### REQUEST
In your copy, reproduce the entries exactly as they are, minus the images.
· · ·
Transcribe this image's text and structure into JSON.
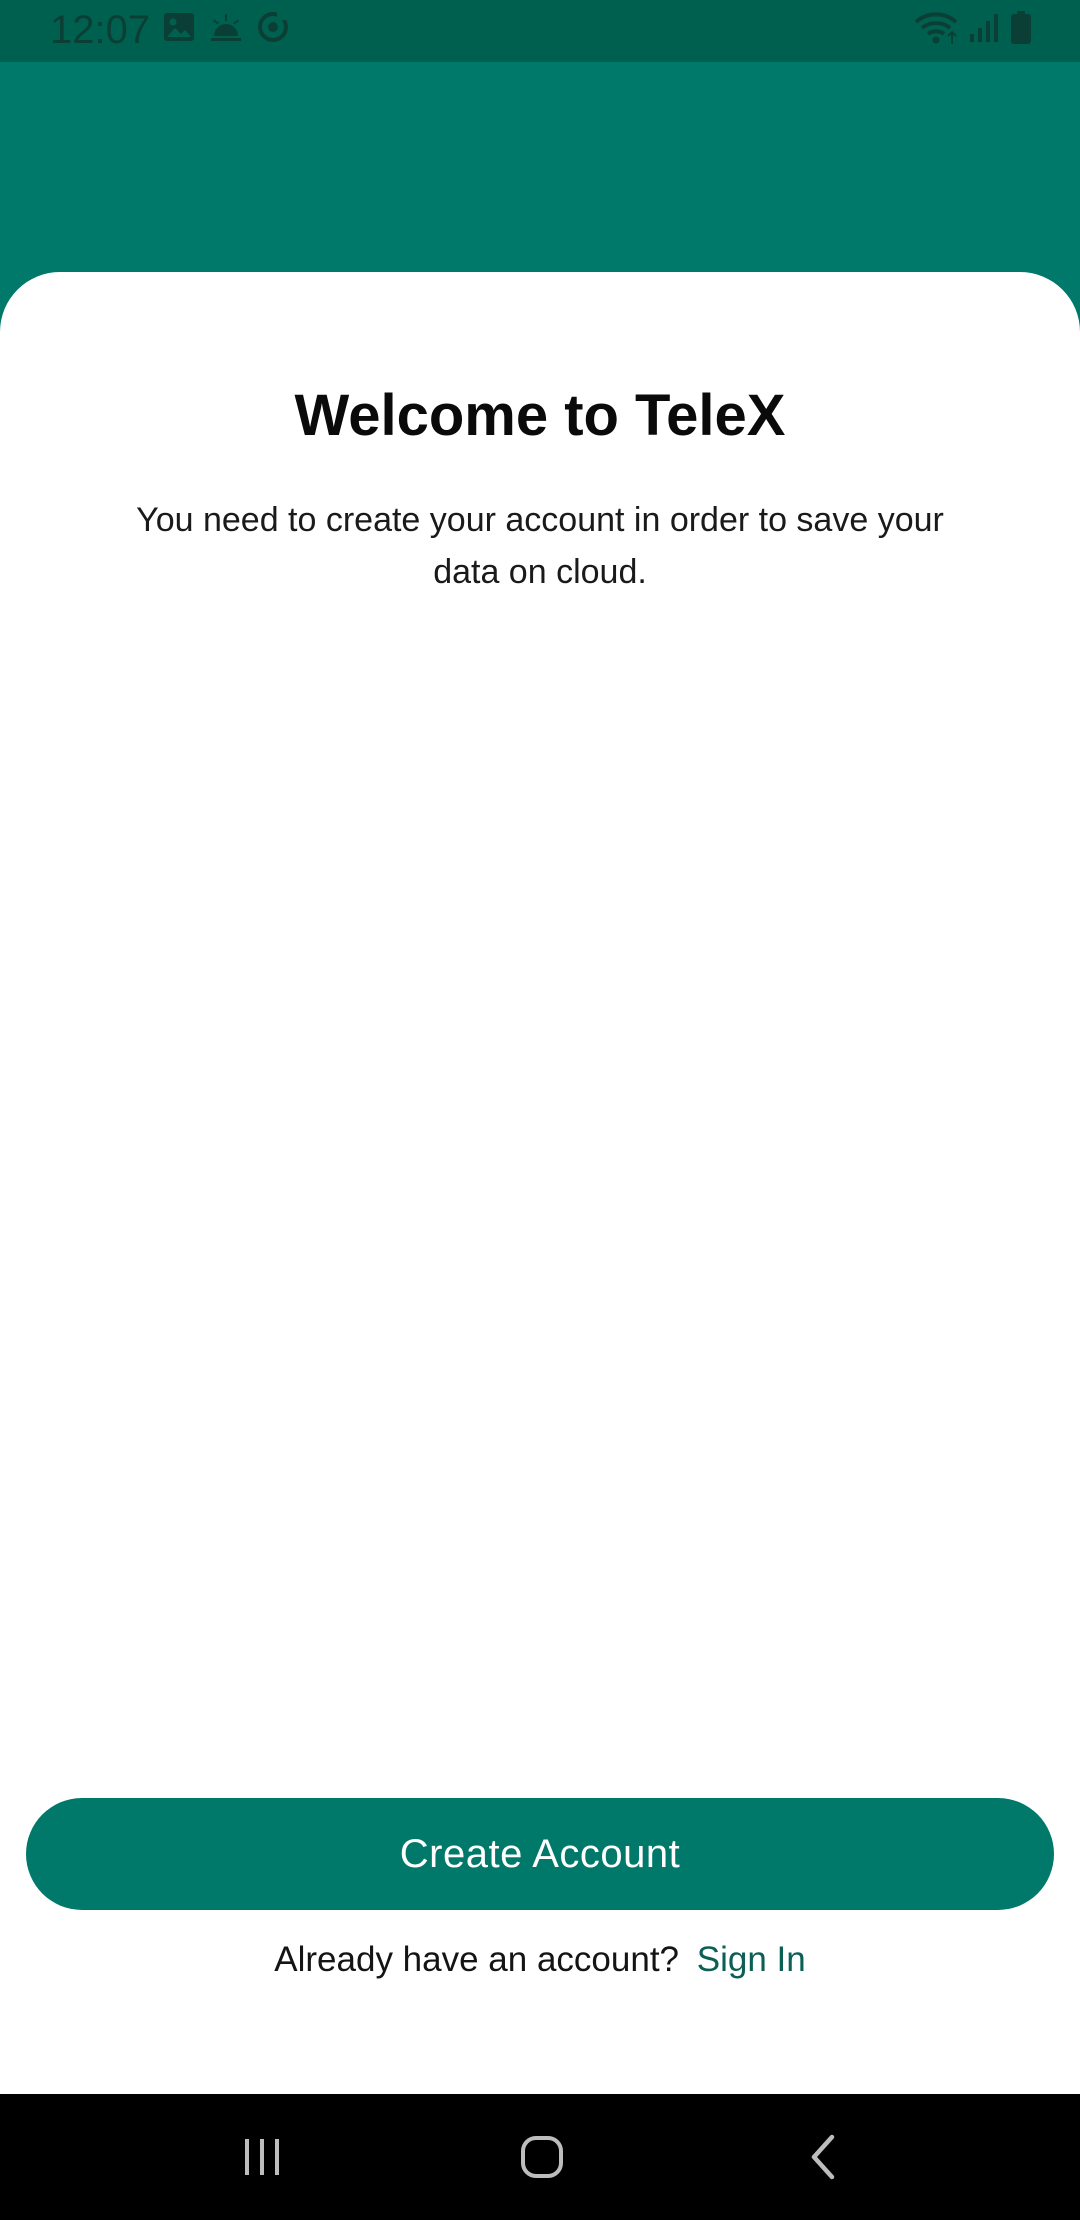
{
  "status_bar": {
    "time": "12:07",
    "left_icons": [
      "image-icon",
      "weather-icon",
      "sync-icon"
    ],
    "right_icons": [
      "wifi-icon",
      "signal-icon",
      "battery-icon"
    ]
  },
  "welcome": {
    "title": "Welcome to TeleX",
    "subtitle": "You need to create your account in order to save your data on cloud."
  },
  "actions": {
    "create_account_label": "Create Account",
    "already_have_account_text": "Already have an account?",
    "sign_in_label": "Sign In"
  },
  "nav_bar": {
    "buttons": [
      "recents-icon",
      "home-icon",
      "back-icon"
    ]
  },
  "colors": {
    "primary": "#00796a",
    "status_bar": "#00604f",
    "link": "#0b5f55",
    "background": "#ffffff"
  }
}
· · ·
### ANSWER TO THE TASK
Transcribe this image's text and structure into JSON.
{
  "status_bar": {
    "time": "12:07",
    "left_icons": [
      "image-icon",
      "weather-icon",
      "sync-icon"
    ],
    "right_icons": [
      "wifi-icon",
      "signal-icon",
      "battery-icon"
    ]
  },
  "welcome": {
    "title": "Welcome to TeleX",
    "subtitle": "You need to create your account in order to save your data on cloud."
  },
  "actions": {
    "create_account_label": "Create Account",
    "already_have_account_text": "Already have an account?",
    "sign_in_label": "Sign In"
  },
  "nav_bar": {
    "buttons": [
      "recents-icon",
      "home-icon",
      "back-icon"
    ]
  },
  "colors": {
    "primary": "#00796a",
    "status_bar": "#00604f",
    "link": "#0b5f55",
    "background": "#ffffff"
  }
}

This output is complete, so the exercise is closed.